* [Dataset records]
** begin **

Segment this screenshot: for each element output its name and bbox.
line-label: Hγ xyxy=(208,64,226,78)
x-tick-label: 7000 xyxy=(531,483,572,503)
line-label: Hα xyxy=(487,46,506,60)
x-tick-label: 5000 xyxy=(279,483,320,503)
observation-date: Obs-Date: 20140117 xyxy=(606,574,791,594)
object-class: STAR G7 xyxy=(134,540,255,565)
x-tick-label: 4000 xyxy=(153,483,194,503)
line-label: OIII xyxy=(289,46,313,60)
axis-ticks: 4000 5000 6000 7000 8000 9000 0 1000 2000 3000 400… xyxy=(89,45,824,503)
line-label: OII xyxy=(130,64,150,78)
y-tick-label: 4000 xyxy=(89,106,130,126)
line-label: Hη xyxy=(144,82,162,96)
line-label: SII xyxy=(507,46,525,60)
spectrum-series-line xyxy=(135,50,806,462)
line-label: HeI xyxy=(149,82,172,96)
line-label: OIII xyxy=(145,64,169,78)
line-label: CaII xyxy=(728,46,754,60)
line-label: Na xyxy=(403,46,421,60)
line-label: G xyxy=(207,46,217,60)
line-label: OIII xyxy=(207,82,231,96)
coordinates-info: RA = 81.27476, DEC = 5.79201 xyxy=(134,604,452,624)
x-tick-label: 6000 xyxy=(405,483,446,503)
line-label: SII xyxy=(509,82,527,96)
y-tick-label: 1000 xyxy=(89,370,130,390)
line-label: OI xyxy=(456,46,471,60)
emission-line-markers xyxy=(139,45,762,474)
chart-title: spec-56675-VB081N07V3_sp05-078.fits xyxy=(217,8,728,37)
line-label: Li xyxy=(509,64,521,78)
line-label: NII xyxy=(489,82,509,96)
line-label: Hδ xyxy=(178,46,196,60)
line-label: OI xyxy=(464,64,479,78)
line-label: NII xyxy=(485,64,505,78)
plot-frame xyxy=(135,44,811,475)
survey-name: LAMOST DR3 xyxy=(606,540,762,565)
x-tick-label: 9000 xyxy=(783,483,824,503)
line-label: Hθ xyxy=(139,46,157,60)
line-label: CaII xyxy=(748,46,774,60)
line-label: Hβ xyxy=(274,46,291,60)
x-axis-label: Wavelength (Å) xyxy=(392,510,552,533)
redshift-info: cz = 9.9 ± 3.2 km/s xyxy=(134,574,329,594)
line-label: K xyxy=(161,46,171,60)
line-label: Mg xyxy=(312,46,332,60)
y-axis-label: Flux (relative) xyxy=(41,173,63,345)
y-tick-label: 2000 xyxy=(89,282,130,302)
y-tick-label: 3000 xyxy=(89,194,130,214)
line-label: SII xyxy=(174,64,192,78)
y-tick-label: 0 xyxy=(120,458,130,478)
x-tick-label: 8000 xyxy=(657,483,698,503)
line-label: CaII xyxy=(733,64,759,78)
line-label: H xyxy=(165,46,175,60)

** end **

* [What the exercise asks]
Reproduce every item above word for word.

* [Output for this task]
Segment this screenshot: for each element output its name and bbox.
line-label: Hγ xyxy=(208,64,226,78)
x-tick-label: 7000 xyxy=(531,483,572,503)
line-label: Hα xyxy=(487,46,506,60)
x-tick-label: 5000 xyxy=(279,483,320,503)
observation-date: Obs-Date: 20140117 xyxy=(606,574,791,594)
object-class: STAR G7 xyxy=(134,540,255,565)
x-tick-label: 4000 xyxy=(153,483,194,503)
line-label: OIII xyxy=(289,46,313,60)
axis-ticks: 4000 5000 6000 7000 8000 9000 0 1000 2000 3000 400… xyxy=(89,45,824,503)
line-label: OII xyxy=(130,64,150,78)
y-tick-label: 4000 xyxy=(89,106,130,126)
line-label: Hη xyxy=(144,82,162,96)
line-label: SII xyxy=(507,46,525,60)
spectrum-series-line xyxy=(135,50,806,462)
line-label: HeI xyxy=(149,82,172,96)
line-label: OIII xyxy=(145,64,169,78)
line-label: CaII xyxy=(728,46,754,60)
line-label: Na xyxy=(403,46,421,60)
line-label: G xyxy=(207,46,217,60)
line-label: OIII xyxy=(207,82,231,96)
coordinates-info: RA = 81.27476, DEC = 5.79201 xyxy=(134,604,452,624)
x-tick-label: 6000 xyxy=(405,483,446,503)
line-label: SII xyxy=(509,82,527,96)
y-tick-label: 1000 xyxy=(89,370,130,390)
line-label: OI xyxy=(456,46,471,60)
emission-line-markers xyxy=(139,45,762,474)
chart-title: spec-56675-VB081N07V3_sp05-078.fits xyxy=(217,8,728,37)
line-label: Li xyxy=(509,64,521,78)
line-label: NII xyxy=(489,82,509,96)
line-label: Hδ xyxy=(178,46,196,60)
line-label: OI xyxy=(464,64,479,78)
line-label: NII xyxy=(485,64,505,78)
plot-frame xyxy=(135,44,811,475)
survey-name: LAMOST DR3 xyxy=(606,540,762,565)
x-tick-label: 9000 xyxy=(783,483,824,503)
line-label: Hθ xyxy=(139,46,157,60)
line-label: CaII xyxy=(748,46,774,60)
line-label: Hβ xyxy=(274,46,291,60)
x-axis-label: Wavelength (Å) xyxy=(392,510,552,533)
redshift-info: cz = 9.9 ± 3.2 km/s xyxy=(134,574,329,594)
line-label: K xyxy=(161,46,171,60)
line-label: Mg xyxy=(312,46,332,60)
y-axis-label: Flux (relative) xyxy=(41,173,63,345)
y-tick-label: 2000 xyxy=(89,282,130,302)
y-tick-label: 3000 xyxy=(89,194,130,214)
line-label: SII xyxy=(174,64,192,78)
y-tick-label: 0 xyxy=(120,458,130,478)
x-tick-label: 8000 xyxy=(657,483,698,503)
line-label: CaII xyxy=(733,64,759,78)
line-label: H xyxy=(165,46,175,60)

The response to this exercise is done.